Return the records below word for word, starting at their first line and ending with the line that contains "- question-number: 3. B: [34, 716, 62, 732]", both lines included.

## Extracted information
— Begin —
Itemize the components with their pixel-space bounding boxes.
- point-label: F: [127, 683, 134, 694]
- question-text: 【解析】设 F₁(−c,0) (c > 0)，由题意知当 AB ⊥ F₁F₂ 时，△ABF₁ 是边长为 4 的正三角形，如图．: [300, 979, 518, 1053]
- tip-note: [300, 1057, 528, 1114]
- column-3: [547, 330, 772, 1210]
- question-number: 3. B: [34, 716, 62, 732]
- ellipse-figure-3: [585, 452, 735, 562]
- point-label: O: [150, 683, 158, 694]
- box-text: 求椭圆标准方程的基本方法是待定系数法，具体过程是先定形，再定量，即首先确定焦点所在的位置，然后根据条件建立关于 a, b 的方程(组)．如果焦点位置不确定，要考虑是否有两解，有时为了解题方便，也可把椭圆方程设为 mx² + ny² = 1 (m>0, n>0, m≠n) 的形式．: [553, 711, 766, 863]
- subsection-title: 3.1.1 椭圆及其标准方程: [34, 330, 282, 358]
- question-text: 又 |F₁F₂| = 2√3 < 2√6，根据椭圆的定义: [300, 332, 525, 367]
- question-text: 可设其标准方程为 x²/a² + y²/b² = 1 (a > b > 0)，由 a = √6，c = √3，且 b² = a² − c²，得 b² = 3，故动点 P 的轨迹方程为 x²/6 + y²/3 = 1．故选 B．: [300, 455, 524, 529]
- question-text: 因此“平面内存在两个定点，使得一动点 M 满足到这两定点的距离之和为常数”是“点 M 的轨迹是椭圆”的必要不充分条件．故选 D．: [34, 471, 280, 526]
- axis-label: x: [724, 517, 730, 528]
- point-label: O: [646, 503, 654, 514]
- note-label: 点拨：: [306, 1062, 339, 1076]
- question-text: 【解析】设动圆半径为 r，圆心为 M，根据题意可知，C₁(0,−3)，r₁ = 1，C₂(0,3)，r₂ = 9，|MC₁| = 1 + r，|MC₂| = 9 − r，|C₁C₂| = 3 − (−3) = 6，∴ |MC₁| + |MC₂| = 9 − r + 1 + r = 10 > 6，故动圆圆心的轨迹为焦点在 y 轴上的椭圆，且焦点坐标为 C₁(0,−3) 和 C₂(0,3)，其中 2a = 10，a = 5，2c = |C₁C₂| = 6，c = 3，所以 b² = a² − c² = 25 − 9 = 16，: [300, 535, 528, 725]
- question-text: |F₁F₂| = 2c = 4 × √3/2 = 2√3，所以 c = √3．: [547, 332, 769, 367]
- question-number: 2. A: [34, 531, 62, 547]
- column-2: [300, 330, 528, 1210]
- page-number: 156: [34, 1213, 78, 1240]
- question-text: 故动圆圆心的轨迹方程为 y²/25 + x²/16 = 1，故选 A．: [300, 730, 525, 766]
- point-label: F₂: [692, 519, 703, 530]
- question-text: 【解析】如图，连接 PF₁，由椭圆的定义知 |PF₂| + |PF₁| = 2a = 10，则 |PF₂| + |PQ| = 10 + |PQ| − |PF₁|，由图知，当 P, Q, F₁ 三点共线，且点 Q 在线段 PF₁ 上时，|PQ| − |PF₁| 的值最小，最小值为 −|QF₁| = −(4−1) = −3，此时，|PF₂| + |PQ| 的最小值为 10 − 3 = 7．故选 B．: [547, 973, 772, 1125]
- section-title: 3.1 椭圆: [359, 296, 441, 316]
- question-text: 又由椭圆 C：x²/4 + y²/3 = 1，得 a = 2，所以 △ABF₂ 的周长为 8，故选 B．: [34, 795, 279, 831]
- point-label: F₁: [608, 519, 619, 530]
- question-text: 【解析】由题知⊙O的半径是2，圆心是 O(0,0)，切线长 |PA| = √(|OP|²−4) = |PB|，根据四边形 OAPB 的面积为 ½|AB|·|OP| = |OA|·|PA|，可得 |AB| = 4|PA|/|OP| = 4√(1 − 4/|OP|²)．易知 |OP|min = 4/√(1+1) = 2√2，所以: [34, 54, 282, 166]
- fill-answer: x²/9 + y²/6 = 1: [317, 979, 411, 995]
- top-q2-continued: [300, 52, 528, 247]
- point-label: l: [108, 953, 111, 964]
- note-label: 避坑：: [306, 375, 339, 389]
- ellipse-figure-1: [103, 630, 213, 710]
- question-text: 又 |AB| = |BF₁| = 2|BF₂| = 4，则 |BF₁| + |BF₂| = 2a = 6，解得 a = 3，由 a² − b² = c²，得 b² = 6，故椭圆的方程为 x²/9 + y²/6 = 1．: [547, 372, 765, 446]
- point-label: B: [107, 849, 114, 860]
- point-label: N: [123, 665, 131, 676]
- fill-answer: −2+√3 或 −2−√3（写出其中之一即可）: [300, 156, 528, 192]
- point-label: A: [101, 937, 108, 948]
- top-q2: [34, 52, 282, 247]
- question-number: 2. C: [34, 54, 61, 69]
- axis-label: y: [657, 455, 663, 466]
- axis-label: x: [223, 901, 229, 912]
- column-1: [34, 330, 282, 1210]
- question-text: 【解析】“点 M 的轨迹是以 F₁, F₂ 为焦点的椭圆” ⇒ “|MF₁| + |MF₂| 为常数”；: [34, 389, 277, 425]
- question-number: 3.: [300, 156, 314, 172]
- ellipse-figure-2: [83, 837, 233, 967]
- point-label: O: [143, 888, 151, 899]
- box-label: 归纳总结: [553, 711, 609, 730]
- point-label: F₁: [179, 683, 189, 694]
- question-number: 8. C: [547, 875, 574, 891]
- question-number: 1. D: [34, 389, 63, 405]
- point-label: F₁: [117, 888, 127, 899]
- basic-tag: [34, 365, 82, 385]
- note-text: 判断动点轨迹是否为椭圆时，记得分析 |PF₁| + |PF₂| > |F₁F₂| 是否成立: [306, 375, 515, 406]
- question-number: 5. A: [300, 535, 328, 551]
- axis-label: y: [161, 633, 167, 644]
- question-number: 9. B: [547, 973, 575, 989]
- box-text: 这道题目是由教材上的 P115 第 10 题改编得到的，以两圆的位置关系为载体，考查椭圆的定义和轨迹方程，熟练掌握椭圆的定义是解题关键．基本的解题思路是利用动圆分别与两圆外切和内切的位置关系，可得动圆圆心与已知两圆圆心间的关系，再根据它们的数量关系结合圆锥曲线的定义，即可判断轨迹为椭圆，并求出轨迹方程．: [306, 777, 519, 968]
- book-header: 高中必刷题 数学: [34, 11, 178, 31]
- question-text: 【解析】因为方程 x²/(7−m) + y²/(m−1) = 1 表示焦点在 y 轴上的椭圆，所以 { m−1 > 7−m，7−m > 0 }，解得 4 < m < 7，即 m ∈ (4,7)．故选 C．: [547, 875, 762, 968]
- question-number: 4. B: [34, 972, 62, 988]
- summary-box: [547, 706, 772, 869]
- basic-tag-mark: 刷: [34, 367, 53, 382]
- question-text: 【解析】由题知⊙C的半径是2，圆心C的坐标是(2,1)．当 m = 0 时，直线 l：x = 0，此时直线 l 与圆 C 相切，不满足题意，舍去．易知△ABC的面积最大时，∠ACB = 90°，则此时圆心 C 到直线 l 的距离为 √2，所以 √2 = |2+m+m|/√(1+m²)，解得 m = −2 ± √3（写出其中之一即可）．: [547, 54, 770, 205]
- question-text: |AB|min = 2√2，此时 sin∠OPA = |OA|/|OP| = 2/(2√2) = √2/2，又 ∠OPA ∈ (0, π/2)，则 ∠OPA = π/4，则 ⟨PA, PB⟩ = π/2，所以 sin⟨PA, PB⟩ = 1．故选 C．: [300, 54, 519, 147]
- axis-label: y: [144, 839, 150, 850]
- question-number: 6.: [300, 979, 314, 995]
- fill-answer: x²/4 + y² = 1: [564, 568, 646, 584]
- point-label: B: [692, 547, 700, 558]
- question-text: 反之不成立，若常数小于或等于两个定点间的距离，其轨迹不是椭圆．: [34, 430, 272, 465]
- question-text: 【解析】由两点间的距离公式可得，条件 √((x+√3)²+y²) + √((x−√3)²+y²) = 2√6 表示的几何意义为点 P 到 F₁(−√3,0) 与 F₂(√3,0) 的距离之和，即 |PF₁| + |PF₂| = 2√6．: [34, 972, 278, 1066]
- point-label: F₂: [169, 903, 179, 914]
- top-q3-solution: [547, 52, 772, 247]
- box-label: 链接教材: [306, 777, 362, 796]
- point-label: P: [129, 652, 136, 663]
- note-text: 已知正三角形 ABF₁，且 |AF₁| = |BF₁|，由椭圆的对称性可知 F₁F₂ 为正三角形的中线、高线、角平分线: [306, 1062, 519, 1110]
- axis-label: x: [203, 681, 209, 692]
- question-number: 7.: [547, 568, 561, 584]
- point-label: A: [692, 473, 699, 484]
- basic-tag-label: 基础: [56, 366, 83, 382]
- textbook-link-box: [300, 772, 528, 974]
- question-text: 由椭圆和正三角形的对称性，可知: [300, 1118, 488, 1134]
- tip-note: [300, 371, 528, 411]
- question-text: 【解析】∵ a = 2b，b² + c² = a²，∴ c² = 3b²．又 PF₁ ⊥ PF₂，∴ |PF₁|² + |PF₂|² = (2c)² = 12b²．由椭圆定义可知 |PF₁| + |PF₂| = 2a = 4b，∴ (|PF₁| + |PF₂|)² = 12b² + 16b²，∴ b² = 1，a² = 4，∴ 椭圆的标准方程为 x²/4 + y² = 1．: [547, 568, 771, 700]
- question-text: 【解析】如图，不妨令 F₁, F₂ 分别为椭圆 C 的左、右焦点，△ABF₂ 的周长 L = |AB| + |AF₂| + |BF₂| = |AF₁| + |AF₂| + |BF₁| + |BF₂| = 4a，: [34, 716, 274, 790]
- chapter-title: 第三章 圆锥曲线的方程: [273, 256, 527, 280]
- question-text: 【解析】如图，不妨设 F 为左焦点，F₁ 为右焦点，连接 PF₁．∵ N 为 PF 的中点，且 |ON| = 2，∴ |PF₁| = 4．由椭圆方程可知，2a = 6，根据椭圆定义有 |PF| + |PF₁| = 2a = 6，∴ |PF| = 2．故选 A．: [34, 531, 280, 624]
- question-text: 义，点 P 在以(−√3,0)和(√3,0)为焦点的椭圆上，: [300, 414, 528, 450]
— End —
## Final result
Itemize the components with their pixel-space bounding boxes.
- point-label: F: [127, 683, 134, 694]
- question-text: 【解析】设 F₁(−c,0) (c > 0)，由题意知当 AB ⊥ F₁F₂ 时，△ABF₁ 是边长为 4 的正三角形，如图．: [300, 979, 518, 1053]
- tip-note: [300, 1057, 528, 1114]
- column-3: [547, 330, 772, 1210]
- question-number: 3. B: [34, 716, 62, 732]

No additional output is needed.